> [Exercise aim]: Pull each line containing "fixer" out of the data and copy it.

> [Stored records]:

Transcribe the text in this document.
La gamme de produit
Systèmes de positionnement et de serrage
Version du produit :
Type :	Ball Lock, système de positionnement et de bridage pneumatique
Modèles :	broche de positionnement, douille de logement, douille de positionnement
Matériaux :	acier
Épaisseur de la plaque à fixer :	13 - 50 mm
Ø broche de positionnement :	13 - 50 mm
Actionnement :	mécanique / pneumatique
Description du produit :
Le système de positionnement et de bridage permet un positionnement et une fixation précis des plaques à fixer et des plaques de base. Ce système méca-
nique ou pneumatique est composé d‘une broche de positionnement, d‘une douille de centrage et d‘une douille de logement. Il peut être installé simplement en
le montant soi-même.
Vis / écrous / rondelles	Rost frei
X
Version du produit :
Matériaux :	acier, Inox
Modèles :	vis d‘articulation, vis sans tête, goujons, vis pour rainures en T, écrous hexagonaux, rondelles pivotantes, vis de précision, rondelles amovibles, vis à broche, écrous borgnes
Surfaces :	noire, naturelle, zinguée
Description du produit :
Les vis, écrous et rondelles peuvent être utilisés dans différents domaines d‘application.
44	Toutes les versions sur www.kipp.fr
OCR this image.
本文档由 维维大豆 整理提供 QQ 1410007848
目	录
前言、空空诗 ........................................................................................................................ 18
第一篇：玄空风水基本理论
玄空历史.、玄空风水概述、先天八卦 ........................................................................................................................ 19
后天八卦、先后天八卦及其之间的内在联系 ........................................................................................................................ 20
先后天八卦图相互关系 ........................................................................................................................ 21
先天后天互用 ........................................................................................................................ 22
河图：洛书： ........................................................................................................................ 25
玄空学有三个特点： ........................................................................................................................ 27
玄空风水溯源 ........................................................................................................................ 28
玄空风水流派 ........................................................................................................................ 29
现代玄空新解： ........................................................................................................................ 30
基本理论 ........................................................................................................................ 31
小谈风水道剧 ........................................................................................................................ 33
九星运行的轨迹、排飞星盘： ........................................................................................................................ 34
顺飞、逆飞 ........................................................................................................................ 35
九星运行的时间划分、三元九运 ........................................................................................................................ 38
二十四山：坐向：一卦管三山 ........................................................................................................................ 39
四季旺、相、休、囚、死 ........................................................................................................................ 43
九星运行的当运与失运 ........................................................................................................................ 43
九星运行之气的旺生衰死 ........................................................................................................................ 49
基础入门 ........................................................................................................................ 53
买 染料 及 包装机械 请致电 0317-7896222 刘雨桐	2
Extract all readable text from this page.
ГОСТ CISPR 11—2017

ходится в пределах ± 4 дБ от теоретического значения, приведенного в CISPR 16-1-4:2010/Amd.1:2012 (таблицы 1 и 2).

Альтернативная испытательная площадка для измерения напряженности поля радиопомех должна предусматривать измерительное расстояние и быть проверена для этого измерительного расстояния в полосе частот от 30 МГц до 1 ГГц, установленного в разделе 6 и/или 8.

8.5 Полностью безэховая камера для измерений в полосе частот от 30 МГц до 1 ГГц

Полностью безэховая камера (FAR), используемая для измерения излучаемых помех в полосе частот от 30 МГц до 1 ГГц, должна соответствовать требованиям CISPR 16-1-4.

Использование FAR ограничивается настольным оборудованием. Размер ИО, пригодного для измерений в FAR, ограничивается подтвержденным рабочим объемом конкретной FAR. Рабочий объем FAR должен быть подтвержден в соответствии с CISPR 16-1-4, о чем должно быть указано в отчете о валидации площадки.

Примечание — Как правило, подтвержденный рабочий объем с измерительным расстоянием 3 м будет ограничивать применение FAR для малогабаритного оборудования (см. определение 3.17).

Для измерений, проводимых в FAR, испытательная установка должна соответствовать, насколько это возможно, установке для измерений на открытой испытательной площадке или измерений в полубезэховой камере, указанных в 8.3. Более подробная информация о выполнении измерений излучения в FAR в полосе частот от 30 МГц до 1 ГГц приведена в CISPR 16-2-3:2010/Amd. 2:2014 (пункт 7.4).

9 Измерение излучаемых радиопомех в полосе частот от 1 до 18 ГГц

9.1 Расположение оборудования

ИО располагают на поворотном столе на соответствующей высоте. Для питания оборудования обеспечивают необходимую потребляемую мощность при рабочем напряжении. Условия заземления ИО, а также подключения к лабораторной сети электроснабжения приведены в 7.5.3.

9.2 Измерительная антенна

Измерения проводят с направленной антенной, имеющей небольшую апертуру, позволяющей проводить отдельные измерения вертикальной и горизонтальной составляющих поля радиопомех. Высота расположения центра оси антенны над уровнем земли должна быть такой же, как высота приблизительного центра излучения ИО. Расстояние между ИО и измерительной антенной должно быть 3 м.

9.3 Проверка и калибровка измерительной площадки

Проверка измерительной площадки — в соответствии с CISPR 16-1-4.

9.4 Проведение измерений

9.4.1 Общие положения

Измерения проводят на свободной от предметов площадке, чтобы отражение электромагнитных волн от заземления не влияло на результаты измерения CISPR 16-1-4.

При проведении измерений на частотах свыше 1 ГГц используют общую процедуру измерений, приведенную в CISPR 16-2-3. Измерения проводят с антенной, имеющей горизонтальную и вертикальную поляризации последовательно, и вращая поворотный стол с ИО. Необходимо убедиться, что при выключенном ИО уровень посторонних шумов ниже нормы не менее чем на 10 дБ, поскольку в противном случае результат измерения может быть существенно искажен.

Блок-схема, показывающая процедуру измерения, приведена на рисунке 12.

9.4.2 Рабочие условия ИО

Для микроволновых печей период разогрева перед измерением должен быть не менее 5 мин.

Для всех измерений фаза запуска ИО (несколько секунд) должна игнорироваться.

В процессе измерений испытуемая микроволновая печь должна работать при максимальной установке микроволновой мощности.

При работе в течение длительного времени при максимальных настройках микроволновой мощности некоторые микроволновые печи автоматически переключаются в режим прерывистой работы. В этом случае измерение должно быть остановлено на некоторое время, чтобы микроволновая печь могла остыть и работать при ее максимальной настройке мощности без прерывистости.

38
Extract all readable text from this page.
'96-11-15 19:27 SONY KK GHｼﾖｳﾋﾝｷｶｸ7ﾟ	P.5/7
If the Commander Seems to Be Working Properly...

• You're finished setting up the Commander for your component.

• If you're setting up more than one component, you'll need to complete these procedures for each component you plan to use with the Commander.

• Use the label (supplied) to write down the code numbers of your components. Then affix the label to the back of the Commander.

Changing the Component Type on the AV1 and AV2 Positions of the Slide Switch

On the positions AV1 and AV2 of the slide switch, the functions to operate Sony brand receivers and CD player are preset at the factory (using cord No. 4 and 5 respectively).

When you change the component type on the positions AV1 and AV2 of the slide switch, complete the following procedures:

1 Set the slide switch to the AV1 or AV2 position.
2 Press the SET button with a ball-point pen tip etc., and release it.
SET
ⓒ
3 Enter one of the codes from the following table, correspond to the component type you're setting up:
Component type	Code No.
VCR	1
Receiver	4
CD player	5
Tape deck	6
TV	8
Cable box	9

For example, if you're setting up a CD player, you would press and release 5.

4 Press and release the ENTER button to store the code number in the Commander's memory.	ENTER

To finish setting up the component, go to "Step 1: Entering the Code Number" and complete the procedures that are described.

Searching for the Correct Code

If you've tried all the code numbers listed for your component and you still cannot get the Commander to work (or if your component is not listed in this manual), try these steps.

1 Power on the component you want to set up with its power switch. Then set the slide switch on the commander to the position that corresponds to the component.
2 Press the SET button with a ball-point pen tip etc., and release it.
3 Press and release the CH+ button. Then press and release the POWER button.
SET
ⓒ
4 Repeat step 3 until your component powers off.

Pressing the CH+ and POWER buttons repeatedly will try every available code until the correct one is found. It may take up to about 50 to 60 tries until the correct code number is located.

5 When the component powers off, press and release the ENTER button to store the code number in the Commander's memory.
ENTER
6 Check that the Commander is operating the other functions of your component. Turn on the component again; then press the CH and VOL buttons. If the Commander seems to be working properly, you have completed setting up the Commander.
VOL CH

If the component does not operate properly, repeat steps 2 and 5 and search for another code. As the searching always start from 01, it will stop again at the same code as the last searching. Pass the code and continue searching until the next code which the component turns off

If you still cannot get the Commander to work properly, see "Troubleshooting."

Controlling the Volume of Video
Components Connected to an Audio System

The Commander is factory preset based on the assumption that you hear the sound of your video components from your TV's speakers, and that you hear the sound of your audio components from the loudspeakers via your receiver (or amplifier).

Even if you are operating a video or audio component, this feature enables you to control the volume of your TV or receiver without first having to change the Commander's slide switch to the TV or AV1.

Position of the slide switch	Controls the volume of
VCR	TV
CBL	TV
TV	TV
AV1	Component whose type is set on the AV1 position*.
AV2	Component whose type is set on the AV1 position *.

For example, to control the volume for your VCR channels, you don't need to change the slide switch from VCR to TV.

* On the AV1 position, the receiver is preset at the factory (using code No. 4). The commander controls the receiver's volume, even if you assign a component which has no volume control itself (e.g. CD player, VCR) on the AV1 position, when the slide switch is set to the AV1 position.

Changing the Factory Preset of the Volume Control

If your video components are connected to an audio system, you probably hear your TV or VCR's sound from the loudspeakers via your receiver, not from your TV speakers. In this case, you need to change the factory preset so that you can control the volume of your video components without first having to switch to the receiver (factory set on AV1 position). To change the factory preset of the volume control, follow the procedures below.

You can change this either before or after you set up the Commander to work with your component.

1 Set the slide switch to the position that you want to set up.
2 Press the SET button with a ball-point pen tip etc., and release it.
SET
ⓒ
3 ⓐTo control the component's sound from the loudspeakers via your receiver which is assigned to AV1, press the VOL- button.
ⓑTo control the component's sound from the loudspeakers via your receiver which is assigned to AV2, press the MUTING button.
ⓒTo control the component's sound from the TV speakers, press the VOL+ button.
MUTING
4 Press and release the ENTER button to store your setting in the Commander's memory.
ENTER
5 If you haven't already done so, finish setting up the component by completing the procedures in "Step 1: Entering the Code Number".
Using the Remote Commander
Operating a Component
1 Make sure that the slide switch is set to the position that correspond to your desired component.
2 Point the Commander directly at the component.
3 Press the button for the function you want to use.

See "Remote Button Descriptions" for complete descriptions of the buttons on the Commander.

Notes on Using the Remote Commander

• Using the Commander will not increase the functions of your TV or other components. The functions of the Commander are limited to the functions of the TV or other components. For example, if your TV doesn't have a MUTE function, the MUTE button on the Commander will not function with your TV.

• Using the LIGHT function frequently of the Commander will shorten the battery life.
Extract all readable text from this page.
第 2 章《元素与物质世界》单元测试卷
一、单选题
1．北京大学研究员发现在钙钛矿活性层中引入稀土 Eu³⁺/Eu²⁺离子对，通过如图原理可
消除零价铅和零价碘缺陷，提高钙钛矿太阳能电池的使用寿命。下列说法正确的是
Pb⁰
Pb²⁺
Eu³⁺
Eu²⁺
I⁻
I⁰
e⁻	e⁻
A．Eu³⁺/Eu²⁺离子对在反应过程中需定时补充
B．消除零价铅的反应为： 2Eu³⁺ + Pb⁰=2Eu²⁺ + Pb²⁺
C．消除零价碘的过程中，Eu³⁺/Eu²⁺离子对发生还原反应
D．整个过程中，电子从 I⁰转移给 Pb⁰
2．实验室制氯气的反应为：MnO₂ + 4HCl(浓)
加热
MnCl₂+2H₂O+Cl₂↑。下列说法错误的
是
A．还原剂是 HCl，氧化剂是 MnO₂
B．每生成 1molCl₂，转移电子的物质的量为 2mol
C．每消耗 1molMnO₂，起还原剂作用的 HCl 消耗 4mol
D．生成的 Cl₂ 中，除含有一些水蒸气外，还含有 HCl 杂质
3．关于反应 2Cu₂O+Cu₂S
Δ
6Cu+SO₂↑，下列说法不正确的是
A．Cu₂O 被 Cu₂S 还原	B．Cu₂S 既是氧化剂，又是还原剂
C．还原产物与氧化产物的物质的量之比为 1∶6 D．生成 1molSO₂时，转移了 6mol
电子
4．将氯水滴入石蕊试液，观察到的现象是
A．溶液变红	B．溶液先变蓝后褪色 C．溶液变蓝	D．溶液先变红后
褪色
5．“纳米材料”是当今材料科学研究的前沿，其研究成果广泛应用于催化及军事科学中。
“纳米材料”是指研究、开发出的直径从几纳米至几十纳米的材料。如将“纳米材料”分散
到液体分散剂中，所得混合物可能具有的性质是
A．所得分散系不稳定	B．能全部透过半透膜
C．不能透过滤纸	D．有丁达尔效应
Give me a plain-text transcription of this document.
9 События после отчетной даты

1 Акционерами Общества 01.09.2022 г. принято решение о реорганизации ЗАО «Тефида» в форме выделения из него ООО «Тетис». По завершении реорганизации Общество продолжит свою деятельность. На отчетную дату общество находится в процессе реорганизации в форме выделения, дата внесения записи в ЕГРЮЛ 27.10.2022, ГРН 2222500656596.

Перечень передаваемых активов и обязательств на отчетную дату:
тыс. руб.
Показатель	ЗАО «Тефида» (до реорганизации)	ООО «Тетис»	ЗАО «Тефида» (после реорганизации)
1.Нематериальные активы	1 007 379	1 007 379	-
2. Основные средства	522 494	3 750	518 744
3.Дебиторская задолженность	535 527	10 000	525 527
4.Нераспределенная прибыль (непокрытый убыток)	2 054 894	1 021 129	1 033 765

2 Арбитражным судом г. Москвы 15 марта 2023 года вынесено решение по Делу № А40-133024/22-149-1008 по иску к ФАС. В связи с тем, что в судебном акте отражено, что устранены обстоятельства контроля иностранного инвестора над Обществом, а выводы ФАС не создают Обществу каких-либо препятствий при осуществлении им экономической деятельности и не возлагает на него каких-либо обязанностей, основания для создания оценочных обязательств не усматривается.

> [Response to the exercise]:
Épaisseur de la plaque à fixer :	13 - 50 mm
Le système de positionnement et de bridage permet un positionnement et une fixation précis des plaques à fixer et des plaques de base. Ce système méca-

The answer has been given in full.